--- start THE DATA ---

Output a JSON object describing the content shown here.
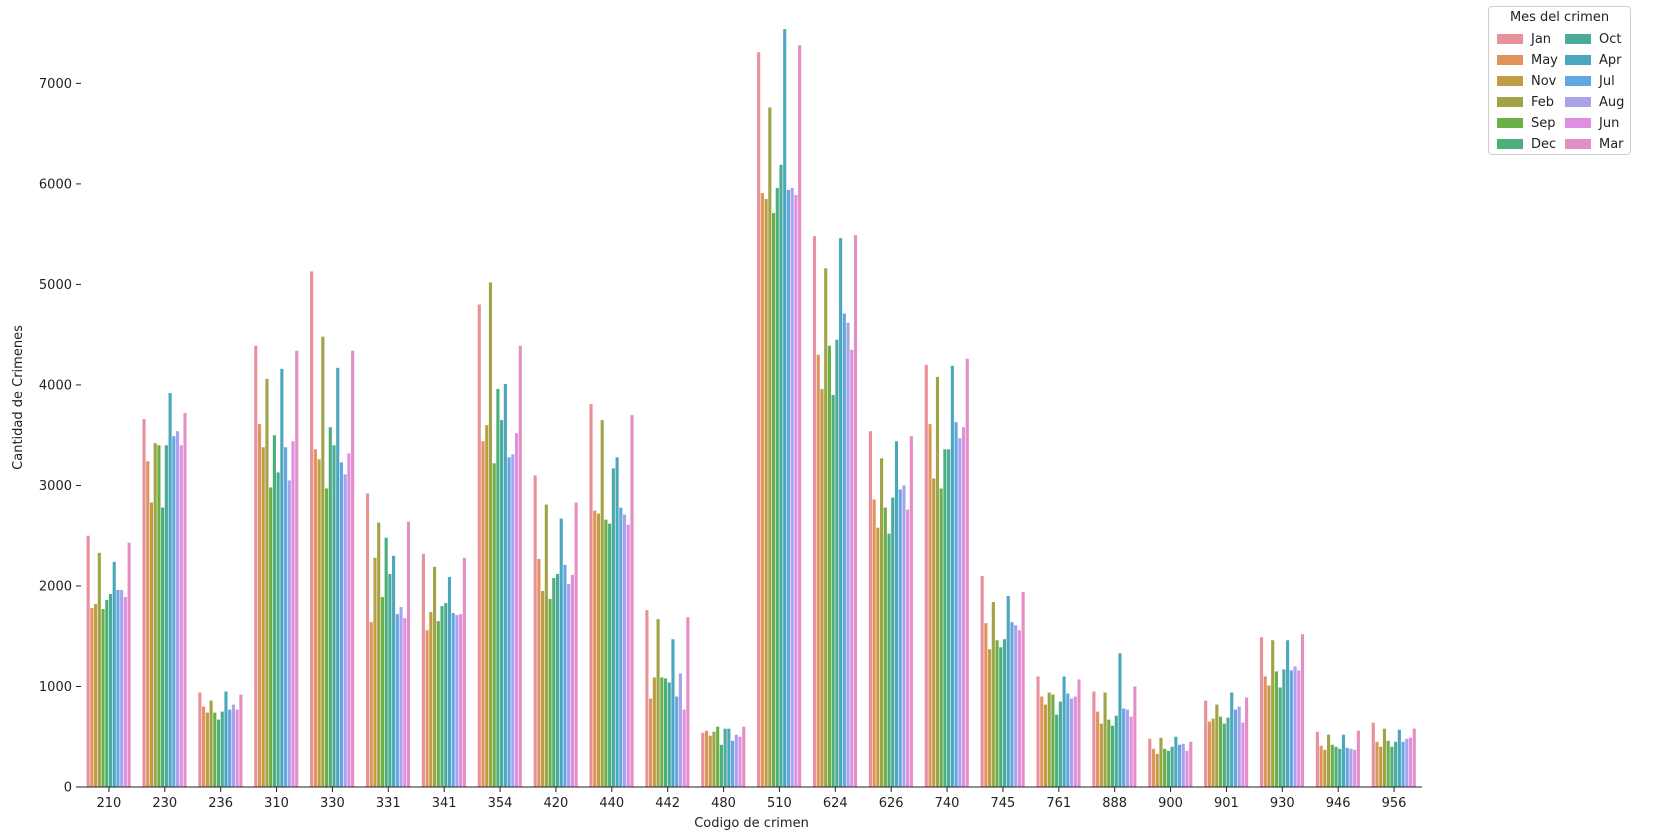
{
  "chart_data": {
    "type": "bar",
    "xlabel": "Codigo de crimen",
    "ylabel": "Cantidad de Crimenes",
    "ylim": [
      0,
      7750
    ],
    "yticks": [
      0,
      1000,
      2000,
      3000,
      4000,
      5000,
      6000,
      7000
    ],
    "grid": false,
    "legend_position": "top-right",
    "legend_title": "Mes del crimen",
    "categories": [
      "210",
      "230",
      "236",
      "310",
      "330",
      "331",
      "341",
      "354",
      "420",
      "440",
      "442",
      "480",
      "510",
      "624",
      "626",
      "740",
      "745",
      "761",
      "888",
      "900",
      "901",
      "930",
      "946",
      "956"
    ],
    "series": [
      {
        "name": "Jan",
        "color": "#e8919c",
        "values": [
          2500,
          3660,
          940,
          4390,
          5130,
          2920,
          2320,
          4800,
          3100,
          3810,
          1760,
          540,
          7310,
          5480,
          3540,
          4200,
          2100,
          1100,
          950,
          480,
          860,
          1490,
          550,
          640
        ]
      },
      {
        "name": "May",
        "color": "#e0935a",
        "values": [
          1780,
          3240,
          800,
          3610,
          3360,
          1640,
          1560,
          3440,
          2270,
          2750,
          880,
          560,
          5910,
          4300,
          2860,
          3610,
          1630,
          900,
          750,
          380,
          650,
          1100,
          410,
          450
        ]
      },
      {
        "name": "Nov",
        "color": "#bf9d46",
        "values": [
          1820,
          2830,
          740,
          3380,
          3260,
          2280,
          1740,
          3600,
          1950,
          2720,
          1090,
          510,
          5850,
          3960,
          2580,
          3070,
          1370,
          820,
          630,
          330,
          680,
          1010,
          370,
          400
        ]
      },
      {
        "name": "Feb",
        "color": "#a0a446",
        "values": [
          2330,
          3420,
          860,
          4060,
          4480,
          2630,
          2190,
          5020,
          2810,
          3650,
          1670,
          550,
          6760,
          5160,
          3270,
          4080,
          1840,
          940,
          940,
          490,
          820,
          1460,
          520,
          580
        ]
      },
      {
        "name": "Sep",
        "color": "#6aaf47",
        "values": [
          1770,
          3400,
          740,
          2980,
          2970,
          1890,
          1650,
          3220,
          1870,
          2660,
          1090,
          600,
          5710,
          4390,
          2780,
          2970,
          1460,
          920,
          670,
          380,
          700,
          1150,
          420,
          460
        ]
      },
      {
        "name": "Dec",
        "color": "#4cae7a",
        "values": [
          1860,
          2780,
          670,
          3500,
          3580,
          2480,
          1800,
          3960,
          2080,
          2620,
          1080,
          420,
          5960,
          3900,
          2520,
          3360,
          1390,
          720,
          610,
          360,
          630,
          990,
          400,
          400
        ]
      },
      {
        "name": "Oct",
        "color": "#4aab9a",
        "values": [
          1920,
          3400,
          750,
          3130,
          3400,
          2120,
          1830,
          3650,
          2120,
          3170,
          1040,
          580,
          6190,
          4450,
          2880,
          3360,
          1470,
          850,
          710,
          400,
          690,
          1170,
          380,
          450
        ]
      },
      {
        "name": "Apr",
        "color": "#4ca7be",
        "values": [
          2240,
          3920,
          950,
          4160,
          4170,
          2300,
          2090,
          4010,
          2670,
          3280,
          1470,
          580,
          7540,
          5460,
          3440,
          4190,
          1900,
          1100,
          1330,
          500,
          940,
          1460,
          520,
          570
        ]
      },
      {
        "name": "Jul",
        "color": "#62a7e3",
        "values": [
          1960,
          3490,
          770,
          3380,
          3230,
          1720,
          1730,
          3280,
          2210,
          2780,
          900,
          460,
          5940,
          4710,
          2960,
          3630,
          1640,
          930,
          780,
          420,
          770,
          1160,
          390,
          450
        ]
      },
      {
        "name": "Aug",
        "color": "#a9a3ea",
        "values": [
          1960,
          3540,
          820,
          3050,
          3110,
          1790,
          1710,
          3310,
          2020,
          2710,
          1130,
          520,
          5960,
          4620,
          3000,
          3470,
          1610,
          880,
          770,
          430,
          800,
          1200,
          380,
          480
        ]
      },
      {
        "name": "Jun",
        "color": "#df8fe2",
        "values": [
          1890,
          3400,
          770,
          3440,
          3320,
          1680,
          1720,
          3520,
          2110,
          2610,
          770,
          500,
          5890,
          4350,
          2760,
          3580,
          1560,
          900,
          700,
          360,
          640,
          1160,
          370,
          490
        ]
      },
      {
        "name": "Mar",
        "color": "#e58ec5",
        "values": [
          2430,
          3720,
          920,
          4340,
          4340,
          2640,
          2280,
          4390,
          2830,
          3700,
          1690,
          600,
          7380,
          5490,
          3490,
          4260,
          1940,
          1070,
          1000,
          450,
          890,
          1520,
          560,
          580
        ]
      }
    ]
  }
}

--- end THE DATA ---

→ JOB: Return the entries unchanged, save for the pictures, which do not belong in the copy.

→ REPLY:
Output a JSON object describing the content shown here.
{
  "chart_data": {
    "type": "bar",
    "xlabel": "Codigo de crimen",
    "ylabel": "Cantidad de Crimenes",
    "ylim": [
      0,
      7750
    ],
    "yticks": [
      0,
      1000,
      2000,
      3000,
      4000,
      5000,
      6000,
      7000
    ],
    "grid": false,
    "legend_position": "top-right",
    "legend_title": "Mes del crimen",
    "categories": [
      "210",
      "230",
      "236",
      "310",
      "330",
      "331",
      "341",
      "354",
      "420",
      "440",
      "442",
      "480",
      "510",
      "624",
      "626",
      "740",
      "745",
      "761",
      "888",
      "900",
      "901",
      "930",
      "946",
      "956"
    ],
    "series": [
      {
        "name": "Jan",
        "color": "#e8919c",
        "values": [
          2500,
          3660,
          940,
          4390,
          5130,
          2920,
          2320,
          4800,
          3100,
          3810,
          1760,
          540,
          7310,
          5480,
          3540,
          4200,
          2100,
          1100,
          950,
          480,
          860,
          1490,
          550,
          640
        ]
      },
      {
        "name": "May",
        "color": "#e0935a",
        "values": [
          1780,
          3240,
          800,
          3610,
          3360,
          1640,
          1560,
          3440,
          2270,
          2750,
          880,
          560,
          5910,
          4300,
          2860,
          3610,
          1630,
          900,
          750,
          380,
          650,
          1100,
          410,
          450
        ]
      },
      {
        "name": "Nov",
        "color": "#bf9d46",
        "values": [
          1820,
          2830,
          740,
          3380,
          3260,
          2280,
          1740,
          3600,
          1950,
          2720,
          1090,
          510,
          5850,
          3960,
          2580,
          3070,
          1370,
          820,
          630,
          330,
          680,
          1010,
          370,
          400
        ]
      },
      {
        "name": "Feb",
        "color": "#a0a446",
        "values": [
          2330,
          3420,
          860,
          4060,
          4480,
          2630,
          2190,
          5020,
          2810,
          3650,
          1670,
          550,
          6760,
          5160,
          3270,
          4080,
          1840,
          940,
          940,
          490,
          820,
          1460,
          520,
          580
        ]
      },
      {
        "name": "Sep",
        "color": "#6aaf47",
        "values": [
          1770,
          3400,
          740,
          2980,
          2970,
          1890,
          1650,
          3220,
          1870,
          2660,
          1090,
          600,
          5710,
          4390,
          2780,
          2970,
          1460,
          920,
          670,
          380,
          700,
          1150,
          420,
          460
        ]
      },
      {
        "name": "Dec",
        "color": "#4cae7a",
        "values": [
          1860,
          2780,
          670,
          3500,
          3580,
          2480,
          1800,
          3960,
          2080,
          2620,
          1080,
          420,
          5960,
          3900,
          2520,
          3360,
          1390,
          720,
          610,
          360,
          630,
          990,
          400,
          400
        ]
      },
      {
        "name": "Oct",
        "color": "#4aab9a",
        "values": [
          1920,
          3400,
          750,
          3130,
          3400,
          2120,
          1830,
          3650,
          2120,
          3170,
          1040,
          580,
          6190,
          4450,
          2880,
          3360,
          1470,
          850,
          710,
          400,
          690,
          1170,
          380,
          450
        ]
      },
      {
        "name": "Apr",
        "color": "#4ca7be",
        "values": [
          2240,
          3920,
          950,
          4160,
          4170,
          2300,
          2090,
          4010,
          2670,
          3280,
          1470,
          580,
          7540,
          5460,
          3440,
          4190,
          1900,
          1100,
          1330,
          500,
          940,
          1460,
          520,
          570
        ]
      },
      {
        "name": "Jul",
        "color": "#62a7e3",
        "values": [
          1960,
          3490,
          770,
          3380,
          3230,
          1720,
          1730,
          3280,
          2210,
          2780,
          900,
          460,
          5940,
          4710,
          2960,
          3630,
          1640,
          930,
          780,
          420,
          770,
          1160,
          390,
          450
        ]
      },
      {
        "name": "Aug",
        "color": "#a9a3ea",
        "values": [
          1960,
          3540,
          820,
          3050,
          3110,
          1790,
          1710,
          3310,
          2020,
          2710,
          1130,
          520,
          5960,
          4620,
          3000,
          3470,
          1610,
          880,
          770,
          430,
          800,
          1200,
          380,
          480
        ]
      },
      {
        "name": "Jun",
        "color": "#df8fe2",
        "values": [
          1890,
          3400,
          770,
          3440,
          3320,
          1680,
          1720,
          3520,
          2110,
          2610,
          770,
          500,
          5890,
          4350,
          2760,
          3580,
          1560,
          900,
          700,
          360,
          640,
          1160,
          370,
          490
        ]
      },
      {
        "name": "Mar",
        "color": "#e58ec5",
        "values": [
          2430,
          3720,
          920,
          4340,
          4340,
          2640,
          2280,
          4390,
          2830,
          3700,
          1690,
          600,
          7380,
          5490,
          3490,
          4260,
          1940,
          1070,
          1000,
          450,
          890,
          1520,
          560,
          580
        ]
      }
    ]
  }
}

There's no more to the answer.